Task requirements — Collect every line in the records below that contains the word "JSON".

[Figure content listings]
=======

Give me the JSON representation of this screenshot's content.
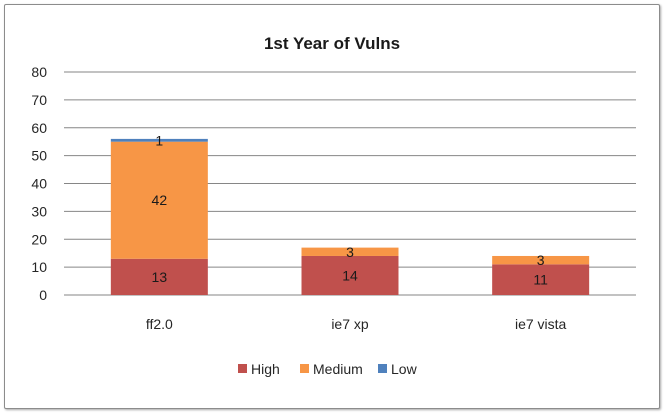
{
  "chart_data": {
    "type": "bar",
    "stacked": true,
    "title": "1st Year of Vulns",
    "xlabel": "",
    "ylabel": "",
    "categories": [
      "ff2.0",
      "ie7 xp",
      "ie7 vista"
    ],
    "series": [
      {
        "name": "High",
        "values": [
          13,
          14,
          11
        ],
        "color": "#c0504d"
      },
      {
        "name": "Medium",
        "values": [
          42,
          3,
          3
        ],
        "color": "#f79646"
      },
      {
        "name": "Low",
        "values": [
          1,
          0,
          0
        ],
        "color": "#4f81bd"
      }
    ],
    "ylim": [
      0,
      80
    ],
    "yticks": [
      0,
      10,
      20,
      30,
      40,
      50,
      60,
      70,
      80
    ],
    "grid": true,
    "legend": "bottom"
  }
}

=======

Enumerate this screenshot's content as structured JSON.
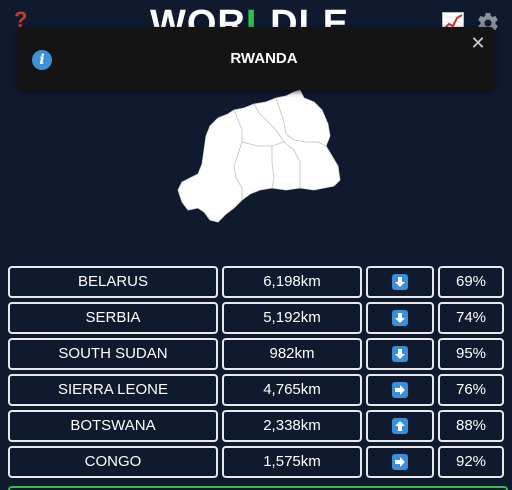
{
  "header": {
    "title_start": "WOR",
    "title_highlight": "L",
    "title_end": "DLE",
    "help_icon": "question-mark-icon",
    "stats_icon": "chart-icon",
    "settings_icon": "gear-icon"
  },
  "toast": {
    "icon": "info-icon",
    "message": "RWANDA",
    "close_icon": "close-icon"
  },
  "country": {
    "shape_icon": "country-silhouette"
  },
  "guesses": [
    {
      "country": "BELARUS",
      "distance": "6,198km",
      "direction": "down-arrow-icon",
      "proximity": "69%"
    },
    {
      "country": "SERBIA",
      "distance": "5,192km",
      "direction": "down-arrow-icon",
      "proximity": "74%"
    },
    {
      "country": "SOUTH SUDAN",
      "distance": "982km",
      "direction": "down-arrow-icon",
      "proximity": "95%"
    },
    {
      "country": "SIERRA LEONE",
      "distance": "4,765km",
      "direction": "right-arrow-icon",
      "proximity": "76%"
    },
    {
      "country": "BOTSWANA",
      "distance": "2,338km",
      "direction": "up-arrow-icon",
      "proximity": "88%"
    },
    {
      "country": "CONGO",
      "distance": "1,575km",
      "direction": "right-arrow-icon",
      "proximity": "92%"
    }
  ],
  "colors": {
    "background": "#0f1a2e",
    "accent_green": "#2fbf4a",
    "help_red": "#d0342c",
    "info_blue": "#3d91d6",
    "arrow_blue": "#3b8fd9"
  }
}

=======

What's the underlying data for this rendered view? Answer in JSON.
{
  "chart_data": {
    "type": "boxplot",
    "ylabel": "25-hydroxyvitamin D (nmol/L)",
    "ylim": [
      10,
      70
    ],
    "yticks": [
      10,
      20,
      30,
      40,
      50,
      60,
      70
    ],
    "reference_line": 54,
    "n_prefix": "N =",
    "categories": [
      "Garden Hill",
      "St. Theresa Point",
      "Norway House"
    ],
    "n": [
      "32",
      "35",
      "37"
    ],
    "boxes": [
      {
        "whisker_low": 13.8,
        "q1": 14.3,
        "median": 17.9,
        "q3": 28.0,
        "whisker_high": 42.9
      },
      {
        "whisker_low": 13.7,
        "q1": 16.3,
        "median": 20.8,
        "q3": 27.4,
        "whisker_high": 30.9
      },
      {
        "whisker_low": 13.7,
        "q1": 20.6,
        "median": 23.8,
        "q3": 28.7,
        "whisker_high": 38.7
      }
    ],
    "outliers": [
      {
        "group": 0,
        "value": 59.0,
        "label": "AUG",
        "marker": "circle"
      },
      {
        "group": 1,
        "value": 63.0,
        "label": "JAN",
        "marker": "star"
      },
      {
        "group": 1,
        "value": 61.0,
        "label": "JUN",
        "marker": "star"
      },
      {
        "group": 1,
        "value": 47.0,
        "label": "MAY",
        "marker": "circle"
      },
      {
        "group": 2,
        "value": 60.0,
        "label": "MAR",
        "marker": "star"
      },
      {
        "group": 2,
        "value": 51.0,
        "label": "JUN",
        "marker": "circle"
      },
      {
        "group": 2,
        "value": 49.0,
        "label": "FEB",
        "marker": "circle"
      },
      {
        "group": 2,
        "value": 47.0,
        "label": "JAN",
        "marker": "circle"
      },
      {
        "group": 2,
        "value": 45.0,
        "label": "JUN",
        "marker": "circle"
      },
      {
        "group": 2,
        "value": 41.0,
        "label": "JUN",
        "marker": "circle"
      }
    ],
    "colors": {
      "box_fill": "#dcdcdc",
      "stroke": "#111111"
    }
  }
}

=======

Result —
Give me the JSON representation of this screenshot's content.
Enumerate this screenshot's content as structured JSON.
What's the underlying data for this rendered view? Answer in JSON.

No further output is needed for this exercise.